| DO THIS |
Below is a block of records; repeat each one exactly.

Dataset items
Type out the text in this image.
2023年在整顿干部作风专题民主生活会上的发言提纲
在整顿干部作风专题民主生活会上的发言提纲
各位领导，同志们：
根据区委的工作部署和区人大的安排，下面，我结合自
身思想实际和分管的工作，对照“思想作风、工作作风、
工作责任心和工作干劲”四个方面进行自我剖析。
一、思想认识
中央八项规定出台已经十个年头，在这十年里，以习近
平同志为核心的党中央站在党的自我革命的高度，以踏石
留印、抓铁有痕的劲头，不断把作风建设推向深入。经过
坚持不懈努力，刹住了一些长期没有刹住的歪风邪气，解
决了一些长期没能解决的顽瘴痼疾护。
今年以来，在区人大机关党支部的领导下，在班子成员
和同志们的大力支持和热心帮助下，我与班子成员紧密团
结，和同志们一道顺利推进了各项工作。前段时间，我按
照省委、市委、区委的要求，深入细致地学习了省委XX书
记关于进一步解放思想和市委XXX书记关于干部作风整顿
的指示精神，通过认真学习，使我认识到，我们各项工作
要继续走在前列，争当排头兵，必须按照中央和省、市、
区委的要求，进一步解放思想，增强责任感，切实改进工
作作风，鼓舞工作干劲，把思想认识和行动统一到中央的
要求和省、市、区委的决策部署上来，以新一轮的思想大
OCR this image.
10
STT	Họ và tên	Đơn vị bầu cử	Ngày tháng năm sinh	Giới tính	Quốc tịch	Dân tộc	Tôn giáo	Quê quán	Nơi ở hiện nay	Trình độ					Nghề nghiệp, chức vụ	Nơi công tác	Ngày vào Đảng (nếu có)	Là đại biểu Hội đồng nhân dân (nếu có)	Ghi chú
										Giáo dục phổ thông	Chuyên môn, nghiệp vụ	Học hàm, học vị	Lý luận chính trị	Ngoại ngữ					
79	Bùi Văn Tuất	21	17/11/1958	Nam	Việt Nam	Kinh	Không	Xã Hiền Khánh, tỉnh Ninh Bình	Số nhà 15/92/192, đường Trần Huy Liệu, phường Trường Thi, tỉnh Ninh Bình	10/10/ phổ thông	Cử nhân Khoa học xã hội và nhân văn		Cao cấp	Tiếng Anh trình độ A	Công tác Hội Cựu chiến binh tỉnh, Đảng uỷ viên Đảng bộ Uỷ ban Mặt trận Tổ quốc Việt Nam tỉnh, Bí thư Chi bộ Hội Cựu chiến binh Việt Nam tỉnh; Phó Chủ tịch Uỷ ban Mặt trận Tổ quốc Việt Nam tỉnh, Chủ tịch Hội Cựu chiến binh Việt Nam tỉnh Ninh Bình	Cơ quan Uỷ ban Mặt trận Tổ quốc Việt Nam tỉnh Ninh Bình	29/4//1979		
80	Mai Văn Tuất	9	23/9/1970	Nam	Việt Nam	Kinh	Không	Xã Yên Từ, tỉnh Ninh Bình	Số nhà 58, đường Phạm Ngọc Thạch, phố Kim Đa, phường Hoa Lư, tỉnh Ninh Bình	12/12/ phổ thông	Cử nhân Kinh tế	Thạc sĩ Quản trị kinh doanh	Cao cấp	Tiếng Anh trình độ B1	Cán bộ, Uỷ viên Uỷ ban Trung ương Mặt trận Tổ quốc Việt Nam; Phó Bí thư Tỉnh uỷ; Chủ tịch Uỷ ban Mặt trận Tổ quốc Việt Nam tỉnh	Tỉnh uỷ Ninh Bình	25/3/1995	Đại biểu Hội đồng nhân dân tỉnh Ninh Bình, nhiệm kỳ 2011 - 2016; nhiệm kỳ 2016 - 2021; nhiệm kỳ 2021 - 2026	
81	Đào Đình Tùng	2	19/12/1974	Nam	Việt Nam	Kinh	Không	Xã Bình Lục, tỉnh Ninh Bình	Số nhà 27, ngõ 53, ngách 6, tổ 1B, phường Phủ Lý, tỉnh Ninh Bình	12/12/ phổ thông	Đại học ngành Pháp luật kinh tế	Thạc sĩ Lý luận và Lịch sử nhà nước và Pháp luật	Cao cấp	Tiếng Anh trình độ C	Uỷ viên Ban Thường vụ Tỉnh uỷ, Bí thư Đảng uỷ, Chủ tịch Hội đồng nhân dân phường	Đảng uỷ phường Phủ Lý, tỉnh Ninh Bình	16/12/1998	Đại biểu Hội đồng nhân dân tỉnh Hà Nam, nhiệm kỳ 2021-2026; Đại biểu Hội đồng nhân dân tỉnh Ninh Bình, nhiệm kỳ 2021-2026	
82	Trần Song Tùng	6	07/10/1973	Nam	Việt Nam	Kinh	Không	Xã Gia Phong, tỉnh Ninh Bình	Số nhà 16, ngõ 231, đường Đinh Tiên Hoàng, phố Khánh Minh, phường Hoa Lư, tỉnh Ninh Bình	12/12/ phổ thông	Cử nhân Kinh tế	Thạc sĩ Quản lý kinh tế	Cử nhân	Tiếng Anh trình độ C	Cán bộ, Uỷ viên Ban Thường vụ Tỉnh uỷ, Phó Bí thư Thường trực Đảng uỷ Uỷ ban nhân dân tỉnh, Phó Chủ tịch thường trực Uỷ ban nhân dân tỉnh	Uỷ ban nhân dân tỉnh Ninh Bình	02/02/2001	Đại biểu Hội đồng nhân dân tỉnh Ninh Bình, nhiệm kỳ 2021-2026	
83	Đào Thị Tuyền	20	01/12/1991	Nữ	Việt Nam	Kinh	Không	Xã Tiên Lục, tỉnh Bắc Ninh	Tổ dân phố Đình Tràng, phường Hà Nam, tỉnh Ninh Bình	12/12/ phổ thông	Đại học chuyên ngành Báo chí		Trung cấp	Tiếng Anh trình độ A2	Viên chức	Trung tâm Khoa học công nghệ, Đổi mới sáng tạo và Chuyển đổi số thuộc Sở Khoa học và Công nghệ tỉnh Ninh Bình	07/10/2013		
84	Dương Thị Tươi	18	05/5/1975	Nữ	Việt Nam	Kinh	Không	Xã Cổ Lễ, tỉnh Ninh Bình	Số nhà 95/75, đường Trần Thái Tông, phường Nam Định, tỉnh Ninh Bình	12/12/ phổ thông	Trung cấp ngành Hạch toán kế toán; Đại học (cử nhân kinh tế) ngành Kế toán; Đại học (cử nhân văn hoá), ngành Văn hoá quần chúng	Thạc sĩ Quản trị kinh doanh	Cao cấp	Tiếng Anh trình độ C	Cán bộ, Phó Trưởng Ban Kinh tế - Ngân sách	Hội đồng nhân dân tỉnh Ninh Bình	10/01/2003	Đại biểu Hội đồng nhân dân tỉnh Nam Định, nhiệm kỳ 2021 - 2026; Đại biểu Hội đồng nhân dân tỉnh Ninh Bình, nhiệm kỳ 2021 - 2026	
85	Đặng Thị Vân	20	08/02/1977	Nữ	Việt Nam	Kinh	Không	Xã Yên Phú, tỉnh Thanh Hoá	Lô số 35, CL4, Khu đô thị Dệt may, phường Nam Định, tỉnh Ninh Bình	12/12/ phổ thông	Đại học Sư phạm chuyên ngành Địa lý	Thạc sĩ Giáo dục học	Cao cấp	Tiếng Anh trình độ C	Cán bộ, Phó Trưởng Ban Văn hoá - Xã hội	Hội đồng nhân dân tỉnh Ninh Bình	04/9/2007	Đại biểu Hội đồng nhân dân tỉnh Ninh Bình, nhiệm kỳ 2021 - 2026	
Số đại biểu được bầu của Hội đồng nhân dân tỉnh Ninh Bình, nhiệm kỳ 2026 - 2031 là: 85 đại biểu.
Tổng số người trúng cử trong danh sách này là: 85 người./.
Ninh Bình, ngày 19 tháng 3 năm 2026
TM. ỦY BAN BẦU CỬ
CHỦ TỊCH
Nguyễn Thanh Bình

| OUTPUT FOR THIS TASK |
Type out the text in this image.
2023年在整顿干部作风专题民主生活会上的发言提纲
在整顿干部作风专题民主生活会上的发言提纲
各位领导，同志们：
根据区委的工作部署和区人大的安排，下面，我结合自
身思想实际和分管的工作，对照“思想作风、工作作风、
工作责任心和工作干劲”四个方面进行自我剖析。
一、思想认识
中央八项规定出台已经十个年头，在这十年里，以习近
平同志为核心的党中央站在党的自我革命的高度，以踏石
留印、抓铁有痕的劲头，不断把作风建设推向深入。经过
坚持不懈努力，刹住了一些长期没有刹住的歪风邪气，解
决了一些长期没能解决的顽瘴痼疾护。
今年以来，在区人大机关党支部的领导下，在班子成员
和同志们的大力支持和热心帮助下，我与班子成员紧密团
结，和同志们一道顺利推进了各项工作。前段时间，我按
照省委、市委、区委的要求，深入细致地学习了省委XX书
记关于进一步解放思想和市委XXX书记关于干部作风整顿
的指示精神，通过认真学习，使我认识到，我们各项工作
要继续走在前列，争当排头兵，必须按照中央和省、市、
区委的要求，进一步解放思想，增强责任感，切实改进工
作作风，鼓舞工作干劲，把思想认识和行动统一到中央的
要求和省、市、区委的决策部署上来，以新一轮的思想大
OCR this image.
10
STT	Họ và tên	Đơn vị bầu cử	Ngày tháng năm sinh	Giới tính	Quốc tịch	Dân tộc	Tôn giáo	Quê quán	Nơi ở hiện nay	Trình độ					Nghề nghiệp, chức vụ	Nơi công tác	Ngày vào Đảng (nếu có)	Là đại biểu Hội đồng nhân dân (nếu có)	Ghi chú
										Giáo dục phổ thông	Chuyên môn, nghiệp vụ	Học hàm, học vị	Lý luận chính trị	Ngoại ngữ					
79	Bùi Văn Tuất	21	17/11/1958	Nam	Việt Nam	Kinh	Không	Xã Hiền Khánh, tỉnh Ninh Bình	Số nhà 15/92/192, đường Trần Huy Liệu, phường Trường Thi, tỉnh Ninh Bình	10/10/ phổ thông	Cử nhân Khoa học xã hội và nhân văn		Cao cấp	Tiếng Anh trình độ A	Công tác Hội Cựu chiến binh tỉnh, Đảng uỷ viên Đảng bộ Uỷ ban Mặt trận Tổ quốc Việt Nam tỉnh, Bí thư Chi bộ Hội Cựu chiến binh Việt Nam tỉnh; Phó Chủ tịch Uỷ ban Mặt trận Tổ quốc Việt Nam tỉnh, Chủ tịch Hội Cựu chiến binh Việt Nam tỉnh Ninh Bình	Cơ quan Uỷ ban Mặt trận Tổ quốc Việt Nam tỉnh Ninh Bình	29/4//1979		
80	Mai Văn Tuất	9	23/9/1970	Nam	Việt Nam	Kinh	Không	Xã Yên Từ, tỉnh Ninh Bình	Số nhà 58, đường Phạm Ngọc Thạch, phố Kim Đa, phường Hoa Lư, tỉnh Ninh Bình	12/12/ phổ thông	Cử nhân Kinh tế	Thạc sĩ Quản trị kinh doanh	Cao cấp	Tiếng Anh trình độ B1	Cán bộ, Uỷ viên Uỷ ban Trung ương Mặt trận Tổ quốc Việt Nam; Phó Bí thư Tỉnh uỷ; Chủ tịch Uỷ ban Mặt trận Tổ quốc Việt Nam tỉnh	Tỉnh uỷ Ninh Bình	25/3/1995	Đại biểu Hội đồng nhân dân tỉnh Ninh Bình, nhiệm kỳ 2011 - 2016; nhiệm kỳ 2016 - 2021; nhiệm kỳ 2021 - 2026	
81	Đào Đình Tùng	2	19/12/1974	Nam	Việt Nam	Kinh	Không	Xã Bình Lục, tỉnh Ninh Bình	Số nhà 27, ngõ 53, ngách 6, tổ 1B, phường Phủ Lý, tỉnh Ninh Bình	12/12/ phổ thông	Đại học ngành Pháp luật kinh tế	Thạc sĩ Lý luận và Lịch sử nhà nước và Pháp luật	Cao cấp	Tiếng Anh trình độ C	Uỷ viên Ban Thường vụ Tỉnh uỷ, Bí thư Đảng uỷ, Chủ tịch Hội đồng nhân dân phường	Đảng uỷ phường Phủ Lý, tỉnh Ninh Bình	16/12/1998	Đại biểu Hội đồng nhân dân tỉnh Hà Nam, nhiệm kỳ 2021-2026; Đại biểu Hội đồng nhân dân tỉnh Ninh Bình, nhiệm kỳ 2021-2026	
82	Trần Song Tùng	6	07/10/1973	Nam	Việt Nam	Kinh	Không	Xã Gia Phong, tỉnh Ninh Bình	Số nhà 16, ngõ 231, đường Đinh Tiên Hoàng, phố Khánh Minh, phường Hoa Lư, tỉnh Ninh Bình	12/12/ phổ thông	Cử nhân Kinh tế	Thạc sĩ Quản lý kinh tế	Cử nhân	Tiếng Anh trình độ C	Cán bộ, Uỷ viên Ban Thường vụ Tỉnh uỷ, Phó Bí thư Thường trực Đảng uỷ Uỷ ban nhân dân tỉnh, Phó Chủ tịch thường trực Uỷ ban nhân dân tỉnh	Uỷ ban nhân dân tỉnh Ninh Bình	02/02/2001	Đại biểu Hội đồng nhân dân tỉnh Ninh Bình, nhiệm kỳ 2021-2026	
83	Đào Thị Tuyền	20	01/12/1991	Nữ	Việt Nam	Kinh	Không	Xã Tiên Lục, tỉnh Bắc Ninh	Tổ dân phố Đình Tràng, phường Hà Nam, tỉnh Ninh Bình	12/12/ phổ thông	Đại học chuyên ngành Báo chí		Trung cấp	Tiếng Anh trình độ A2	Viên chức	Trung tâm Khoa học công nghệ, Đổi mới sáng tạo và Chuyển đổi số thuộc Sở Khoa học và Công nghệ tỉnh Ninh Bình	07/10/2013		
84	Dương Thị Tươi	18	05/5/1975	Nữ	Việt Nam	Kinh	Không	Xã Cổ Lễ, tỉnh Ninh Bình	Số nhà 95/75, đường Trần Thái Tông, phường Nam Định, tỉnh Ninh Bình	12/12/ phổ thông	Trung cấp ngành Hạch toán kế toán; Đại học (cử nhân kinh tế) ngành Kế toán; Đại học (cử nhân văn hoá), ngành Văn hoá quần chúng	Thạc sĩ Quản trị kinh doanh	Cao cấp	Tiếng Anh trình độ C	Cán bộ, Phó Trưởng Ban Kinh tế - Ngân sách	Hội đồng nhân dân tỉnh Ninh Bình	10/01/2003	Đại biểu Hội đồng nhân dân tỉnh Nam Định, nhiệm kỳ 2021 - 2026; Đại biểu Hội đồng nhân dân tỉnh Ninh Bình, nhiệm kỳ 2021 - 2026	
85	Đặng Thị Vân	20	08/02/1977	Nữ	Việt Nam	Kinh	Không	Xã Yên Phú, tỉnh Thanh Hoá	Lô số 35, CL4, Khu đô thị Dệt may, phường Nam Định, tỉnh Ninh Bình	12/12/ phổ thông	Đại học Sư phạm chuyên ngành Địa lý	Thạc sĩ Giáo dục học	Cao cấp	Tiếng Anh trình độ C	Cán bộ, Phó Trưởng Ban Văn hoá - Xã hội	Hội đồng nhân dân tỉnh Ninh Bình	04/9/2007	Đại biểu Hội đồng nhân dân tỉnh Ninh Bình, nhiệm kỳ 2021 - 2026	
Số đại biểu được bầu của Hội đồng nhân dân tỉnh Ninh Bình, nhiệm kỳ 2026 - 2031 là: 85 đại biểu.
Tổng số người trúng cử trong danh sách này là: 85 người./.
Ninh Bình, ngày 19 tháng 3 năm 2026
TM. ỦY BAN BẦU CỬ
CHỦ TỊCH
Nguyễn Thanh Bình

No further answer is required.